■ **EXERCISE DESCRIPTION**: Put the lines of the rows below into a numbered list, from the first line through the line that contains "- trend-up-icon: [691, 445, 703, 452]", with both ends included and blank lines omitted.

■ **SUPPLIED RECORDS**:
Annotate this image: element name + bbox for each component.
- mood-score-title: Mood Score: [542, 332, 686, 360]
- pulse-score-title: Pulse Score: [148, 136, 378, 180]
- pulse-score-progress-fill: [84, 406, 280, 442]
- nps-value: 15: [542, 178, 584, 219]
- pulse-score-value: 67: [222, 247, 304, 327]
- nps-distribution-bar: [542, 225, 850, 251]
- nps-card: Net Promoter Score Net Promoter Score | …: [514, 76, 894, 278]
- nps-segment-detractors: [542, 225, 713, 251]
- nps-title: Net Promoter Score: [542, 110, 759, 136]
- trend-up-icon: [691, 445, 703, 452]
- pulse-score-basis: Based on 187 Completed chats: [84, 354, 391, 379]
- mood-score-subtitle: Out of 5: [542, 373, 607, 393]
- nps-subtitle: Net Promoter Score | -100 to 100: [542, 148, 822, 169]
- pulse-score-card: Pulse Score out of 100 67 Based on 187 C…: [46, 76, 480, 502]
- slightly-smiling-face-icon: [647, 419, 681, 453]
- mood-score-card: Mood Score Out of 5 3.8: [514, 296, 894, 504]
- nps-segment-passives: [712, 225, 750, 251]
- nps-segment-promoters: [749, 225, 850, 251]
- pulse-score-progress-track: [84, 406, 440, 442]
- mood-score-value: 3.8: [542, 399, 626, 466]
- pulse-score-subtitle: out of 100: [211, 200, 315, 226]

■ **FINISHED TASK**:
1. Annotate this image: element name + bbox for each component.
2. - mood-score-title: Mood Score: [542, 332, 686, 360]
3. - pulse-score-title: Pulse Score: [148, 136, 378, 180]
4. - pulse-score-progress-fill: [84, 406, 280, 442]
5. - nps-value: 15: [542, 178, 584, 219]
6. - pulse-score-value: 67: [222, 247, 304, 327]
7. - nps-distribution-bar: [542, 225, 850, 251]
8. - nps-card: Net Promoter Score Net Promoter Score | …: [514, 76, 894, 278]
9. - nps-segment-detractors: [542, 225, 713, 251]
10. - nps-title: Net Promoter Score: [542, 110, 759, 136]
11. - trend-up-icon: [691, 445, 703, 452]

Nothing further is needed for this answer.